_Request:_ Print the listing as it stands, omitting all images.

Saved entries:
>>>>

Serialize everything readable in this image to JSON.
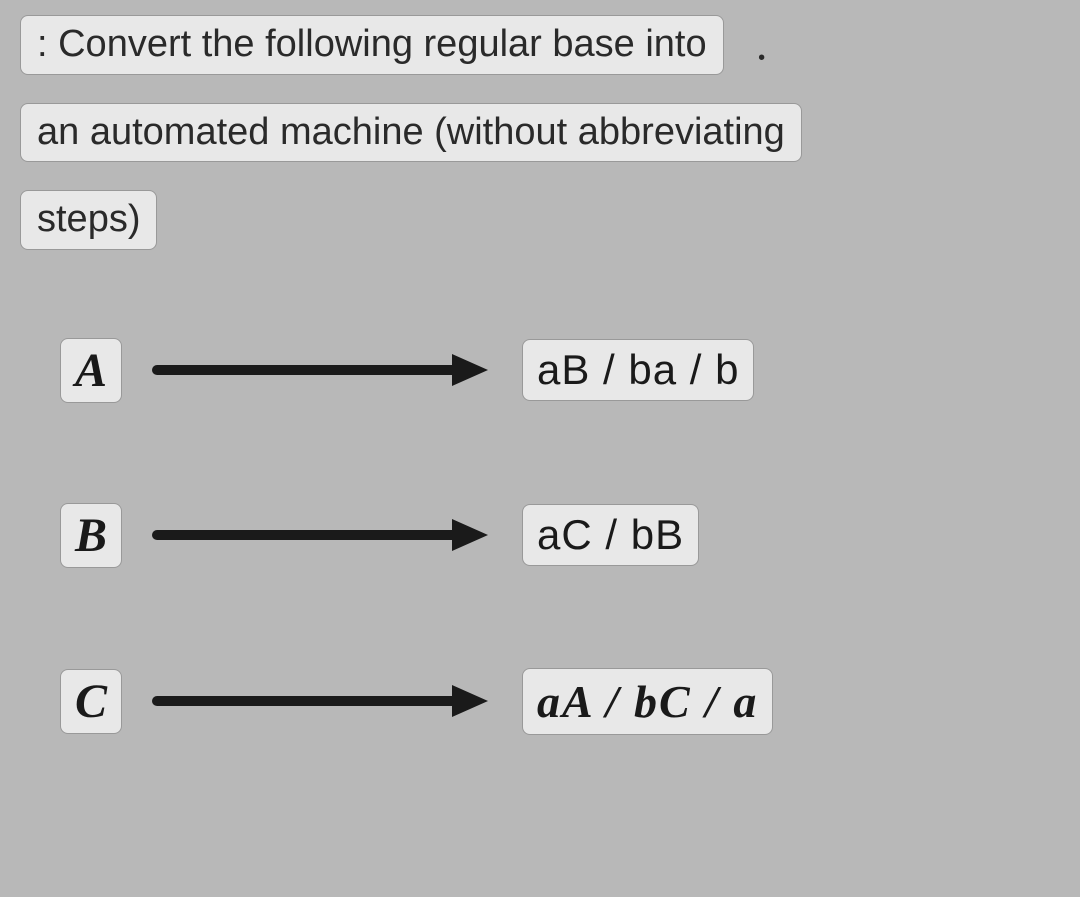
{
  "question": {
    "line1": ": Convert the following regular base into",
    "line2": "an automated machine (without abbreviating",
    "line3": "steps)"
  },
  "rules": [
    {
      "lhs": "A",
      "rhs": "aB / ba / b",
      "serif": false
    },
    {
      "lhs": "B",
      "rhs": "aC / bB",
      "serif": false
    },
    {
      "lhs": "C",
      "rhs": "aA / bC / a",
      "serif": true
    }
  ]
}
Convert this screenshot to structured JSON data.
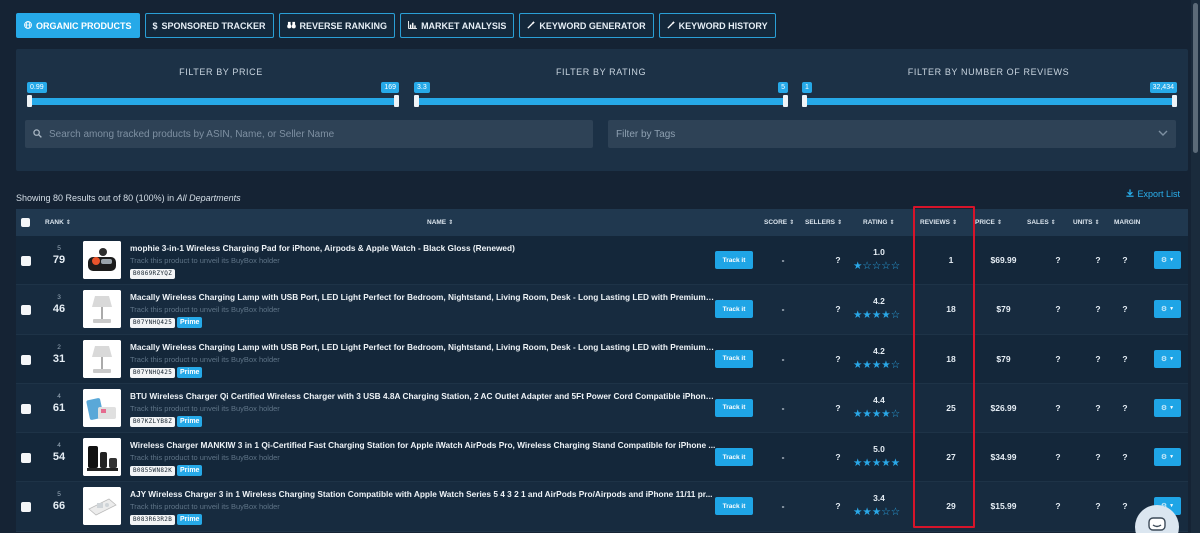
{
  "tabs": [
    {
      "label": "ORGANIC PRODUCTS",
      "icon": "globe-icon",
      "active": true
    },
    {
      "label": "SPONSORED TRACKER",
      "icon": "dollar-icon",
      "active": false
    },
    {
      "label": "REVERSE RANKING",
      "icon": "binoculars-icon",
      "active": false
    },
    {
      "label": "MARKET ANALYSIS",
      "icon": "bar-chart-icon",
      "active": false
    },
    {
      "label": "KEYWORD GENERATOR",
      "icon": "magic-wand-icon",
      "active": false
    },
    {
      "label": "KEYWORD HISTORY",
      "icon": "magic-wand-icon",
      "active": false
    }
  ],
  "filters": {
    "price": {
      "title": "FILTER BY PRICE",
      "min": "0.99",
      "max": "169"
    },
    "rating": {
      "title": "FILTER BY RATING",
      "min": "3.3",
      "max": "5"
    },
    "reviews": {
      "title": "FILTER BY NUMBER OF REVIEWS",
      "min": "1",
      "max": "32,434"
    }
  },
  "search": {
    "placeholder": "Search among tracked products by ASIN, Name, or Seller Name"
  },
  "tags": {
    "placeholder": "Filter by Tags"
  },
  "results": {
    "text": "Showing 80 Results out of 80 (100%) in ",
    "department": "All Departments"
  },
  "export_label": "Export List",
  "columns": {
    "rank": "RANK",
    "name": "NAME",
    "score": "SCORE",
    "sellers": "SELLERS",
    "rating": "RATING",
    "reviews": "REVIEWS",
    "price": "PRICE",
    "sales": "SALES",
    "units": "UNITS",
    "margin": "MARGIN"
  },
  "track_label": "Track it",
  "buybox_text": "Track this product to unveil its BuyBox holder",
  "prime_label": "Prime",
  "rows": [
    {
      "rank_small": "5",
      "rank": "79",
      "name": "mophie 3-in-1 Wireless Charging Pad for iPhone, Airpods & Apple Watch - Black Gloss (Renewed)",
      "asin": "B0869RZYQZ",
      "prime": false,
      "score": "-",
      "sellers": "?",
      "rating": "1.0",
      "stars": 1,
      "reviews": "1",
      "price": "$69.99",
      "sales": "?",
      "units": "?",
      "margin": "?"
    },
    {
      "rank_small": "3",
      "rank": "46",
      "name": "Macally Wireless Charging Lamp with USB Port, LED Light Perfect for Bedroom, Nightstand, Living Room, Desk - Long Lasting LED with Premium M...",
      "asin": "B07YNHQ425",
      "prime": true,
      "score": "-",
      "sellers": "?",
      "rating": "4.2",
      "stars": 4,
      "reviews": "18",
      "price": "$79",
      "sales": "?",
      "units": "?",
      "margin": "?"
    },
    {
      "rank_small": "2",
      "rank": "31",
      "name": "Macally Wireless Charging Lamp with USB Port, LED Light Perfect for Bedroom, Nightstand, Living Room, Desk - Long Lasting LED with Premium M...",
      "asin": "B07YNHQ425",
      "prime": true,
      "score": "-",
      "sellers": "?",
      "rating": "4.2",
      "stars": 4,
      "reviews": "18",
      "price": "$79",
      "sales": "?",
      "units": "?",
      "margin": "?"
    },
    {
      "rank_small": "4",
      "rank": "61",
      "name": "BTU Wireless Charger Qi Certified Wireless Charger with 3 USB 4.8A Charging Station, 2 AC Outlet Adapter and 5Ft Power Cord Compatible iPhone ...",
      "asin": "B07KZLYB8Z",
      "prime": true,
      "score": "-",
      "sellers": "?",
      "rating": "4.4",
      "stars": 4,
      "reviews": "25",
      "price": "$26.99",
      "sales": "?",
      "units": "?",
      "margin": "?"
    },
    {
      "rank_small": "4",
      "rank": "54",
      "name": "Wireless Charger MANKIW 3 in 1 Qi-Certified Fast Charging Station for Apple iWatch AirPods Pro, Wireless Charging Stand Compatible for iPhone ...",
      "asin": "B0855WN82K",
      "prime": true,
      "score": "-",
      "sellers": "?",
      "rating": "5.0",
      "stars": 5,
      "reviews": "27",
      "price": "$34.99",
      "sales": "?",
      "units": "?",
      "margin": "?"
    },
    {
      "rank_small": "5",
      "rank": "66",
      "name": "AJY Wireless Charger 3 in 1 Wireless Charging Station Compatible with Apple Watch Series 5 4 3 2 1 and AirPods Pro/Airpods and iPhone 11/11 pr...",
      "asin": "B083R63R2B",
      "prime": true,
      "score": "-",
      "sellers": "?",
      "rating": "3.4",
      "stars": 3,
      "reviews": "29",
      "price": "$15.99",
      "sales": "?",
      "units": "?",
      "margin": "?"
    }
  ],
  "colors": {
    "accent": "#26a9e8",
    "background": "#152334",
    "panel": "#1c3146",
    "highlight": "#d6142a"
  }
}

<<<<

_Solution:_
Serialize everything readable in this image to JSON.
{
  "question": {
    "line1": ": Convert the following regular base into",
    "line2": "an automated machine (without abbreviating",
    "line3": "steps)"
  },
  "rules": [
    {
      "lhs": "A",
      "rhs": "aB / ba / b",
      "serif": false
    },
    {
      "lhs": "B",
      "rhs": "aC / bB",
      "serif": false
    },
    {
      "lhs": "C",
      "rhs": "aA / bC / a",
      "serif": true
    }
  ]
}
Convert this screenshot to structured JSON data.
{
  "tabs": [
    {
      "label": "ORGANIC PRODUCTS",
      "icon": "globe-icon",
      "active": true
    },
    {
      "label": "SPONSORED TRACKER",
      "icon": "dollar-icon",
      "active": false
    },
    {
      "label": "REVERSE RANKING",
      "icon": "binoculars-icon",
      "active": false
    },
    {
      "label": "MARKET ANALYSIS",
      "icon": "bar-chart-icon",
      "active": false
    },
    {
      "label": "KEYWORD GENERATOR",
      "icon": "magic-wand-icon",
      "active": false
    },
    {
      "label": "KEYWORD HISTORY",
      "icon": "magic-wand-icon",
      "active": false
    }
  ],
  "filters": {
    "price": {
      "title": "FILTER BY PRICE",
      "min": "0.99",
      "max": "169"
    },
    "rating": {
      "title": "FILTER BY RATING",
      "min": "3.3",
      "max": "5"
    },
    "reviews": {
      "title": "FILTER BY NUMBER OF REVIEWS",
      "min": "1",
      "max": "32,434"
    }
  },
  "search": {
    "placeholder": "Search among tracked products by ASIN, Name, or Seller Name"
  },
  "tags": {
    "placeholder": "Filter by Tags"
  },
  "results": {
    "text": "Showing 80 Results out of 80 (100%) in ",
    "department": "All Departments"
  },
  "export_label": "Export List",
  "columns": {
    "rank": "RANK",
    "name": "NAME",
    "score": "SCORE",
    "sellers": "SELLERS",
    "rating": "RATING",
    "reviews": "REVIEWS",
    "price": "PRICE",
    "sales": "SALES",
    "units": "UNITS",
    "margin": "MARGIN"
  },
  "track_label": "Track it",
  "buybox_text": "Track this product to unveil its BuyBox holder",
  "prime_label": "Prime",
  "rows": [
    {
      "rank_small": "5",
      "rank": "79",
      "name": "mophie 3-in-1 Wireless Charging Pad for iPhone, Airpods & Apple Watch - Black Gloss (Renewed)",
      "asin": "B0869RZYQZ",
      "prime": false,
      "score": "-",
      "sellers": "?",
      "rating": "1.0",
      "stars": 1,
      "reviews": "1",
      "price": "$69.99",
      "sales": "?",
      "units": "?",
      "margin": "?"
    },
    {
      "rank_small": "3",
      "rank": "46",
      "name": "Macally Wireless Charging Lamp with USB Port, LED Light Perfect for Bedroom, Nightstand, Living Room, Desk - Long Lasting LED with Premium M...",
      "asin": "B07YNHQ425",
      "prime": true,
      "score": "-",
      "sellers": "?",
      "rating": "4.2",
      "stars": 4,
      "reviews": "18",
      "price": "$79",
      "sales": "?",
      "units": "?",
      "margin": "?"
    },
    {
      "rank_small": "2",
      "rank": "31",
      "name": "Macally Wireless Charging Lamp with USB Port, LED Light Perfect for Bedroom, Nightstand, Living Room, Desk - Long Lasting LED with Premium M...",
      "asin": "B07YNHQ425",
      "prime": true,
      "score": "-",
      "sellers": "?",
      "rating": "4.2",
      "stars": 4,
      "reviews": "18",
      "price": "$79",
      "sales": "?",
      "units": "?",
      "margin": "?"
    },
    {
      "rank_small": "4",
      "rank": "61",
      "name": "BTU Wireless Charger Qi Certified Wireless Charger with 3 USB 4.8A Charging Station, 2 AC Outlet Adapter and 5Ft Power Cord Compatible iPhone ...",
      "asin": "B07KZLYB8Z",
      "prime": true,
      "score": "-",
      "sellers": "?",
      "rating": "4.4",
      "stars": 4,
      "reviews": "25",
      "price": "$26.99",
      "sales": "?",
      "units": "?",
      "margin": "?"
    },
    {
      "rank_small": "4",
      "rank": "54",
      "name": "Wireless Charger MANKIW 3 in 1 Qi-Certified Fast Charging Station for Apple iWatch AirPods Pro, Wireless Charging Stand Compatible for iPhone ...",
      "asin": "B0855WN82K",
      "prime": true,
      "score": "-",
      "sellers": "?",
      "rating": "5.0",
      "stars": 5,
      "reviews": "27",
      "price": "$34.99",
      "sales": "?",
      "units": "?",
      "margin": "?"
    },
    {
      "rank_small": "5",
      "rank": "66",
      "name": "AJY Wireless Charger 3 in 1 Wireless Charging Station Compatible with Apple Watch Series 5 4 3 2 1 and AirPods Pro/Airpods and iPhone 11/11 pr...",
      "asin": "B083R63R2B",
      "prime": true,
      "score": "-",
      "sellers": "?",
      "rating": "3.4",
      "stars": 3,
      "reviews": "29",
      "price": "$15.99",
      "sales": "?",
      "units": "?",
      "margin": "?"
    }
  ],
  "colors": {
    "accent": "#26a9e8",
    "background": "#152334",
    "panel": "#1c3146",
    "highlight": "#d6142a"
  }
}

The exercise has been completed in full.